[Data excerpts]
======
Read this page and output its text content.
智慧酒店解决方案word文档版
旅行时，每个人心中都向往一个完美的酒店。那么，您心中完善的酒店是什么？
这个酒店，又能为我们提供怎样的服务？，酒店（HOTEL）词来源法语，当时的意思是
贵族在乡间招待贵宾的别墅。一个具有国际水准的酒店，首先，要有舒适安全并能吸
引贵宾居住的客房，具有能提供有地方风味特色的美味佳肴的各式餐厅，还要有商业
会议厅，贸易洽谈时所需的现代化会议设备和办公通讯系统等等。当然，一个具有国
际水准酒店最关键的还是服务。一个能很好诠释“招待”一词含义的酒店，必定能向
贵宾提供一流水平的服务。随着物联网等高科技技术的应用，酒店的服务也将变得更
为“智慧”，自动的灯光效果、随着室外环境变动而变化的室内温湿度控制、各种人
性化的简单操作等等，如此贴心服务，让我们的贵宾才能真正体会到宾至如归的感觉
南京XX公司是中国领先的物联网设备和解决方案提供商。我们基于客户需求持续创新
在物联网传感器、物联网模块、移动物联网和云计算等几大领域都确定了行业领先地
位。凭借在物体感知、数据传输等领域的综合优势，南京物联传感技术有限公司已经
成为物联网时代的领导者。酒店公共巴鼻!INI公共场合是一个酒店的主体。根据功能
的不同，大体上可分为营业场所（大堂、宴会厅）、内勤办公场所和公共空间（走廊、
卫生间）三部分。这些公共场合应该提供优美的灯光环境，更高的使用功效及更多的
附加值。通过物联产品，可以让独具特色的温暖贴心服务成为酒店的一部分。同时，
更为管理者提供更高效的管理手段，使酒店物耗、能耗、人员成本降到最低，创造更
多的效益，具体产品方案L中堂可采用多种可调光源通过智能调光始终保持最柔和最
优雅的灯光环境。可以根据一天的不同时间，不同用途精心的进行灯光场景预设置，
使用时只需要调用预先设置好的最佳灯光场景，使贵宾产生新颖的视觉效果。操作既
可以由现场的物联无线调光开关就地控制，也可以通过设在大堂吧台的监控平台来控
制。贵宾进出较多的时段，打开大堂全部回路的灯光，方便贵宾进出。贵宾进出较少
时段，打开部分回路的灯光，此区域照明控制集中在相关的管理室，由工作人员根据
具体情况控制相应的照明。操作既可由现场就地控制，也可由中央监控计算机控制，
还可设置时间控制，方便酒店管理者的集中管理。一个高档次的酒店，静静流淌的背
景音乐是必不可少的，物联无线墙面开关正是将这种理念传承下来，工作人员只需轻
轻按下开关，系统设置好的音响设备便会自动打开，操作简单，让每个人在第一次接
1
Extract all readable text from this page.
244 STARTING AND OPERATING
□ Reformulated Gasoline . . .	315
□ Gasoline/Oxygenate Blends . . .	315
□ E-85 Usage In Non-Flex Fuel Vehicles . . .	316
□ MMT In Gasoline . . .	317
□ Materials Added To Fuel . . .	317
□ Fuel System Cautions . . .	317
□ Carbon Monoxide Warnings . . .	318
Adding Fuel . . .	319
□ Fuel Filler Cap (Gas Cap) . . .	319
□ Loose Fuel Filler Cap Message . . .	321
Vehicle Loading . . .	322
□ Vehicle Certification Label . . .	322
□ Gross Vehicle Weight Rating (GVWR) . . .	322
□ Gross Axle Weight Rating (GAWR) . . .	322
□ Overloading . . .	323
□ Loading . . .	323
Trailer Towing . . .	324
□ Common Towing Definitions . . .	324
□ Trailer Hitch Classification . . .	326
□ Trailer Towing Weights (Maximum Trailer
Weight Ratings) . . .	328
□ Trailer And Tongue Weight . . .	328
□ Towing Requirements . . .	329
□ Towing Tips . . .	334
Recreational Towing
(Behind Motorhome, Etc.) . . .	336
======
■ **Directions**
Using the listing above, pick out each line that contains the word "page", then copy it.

■ **Written response**
Read this page and output its text content.
Extract all readable text from this page.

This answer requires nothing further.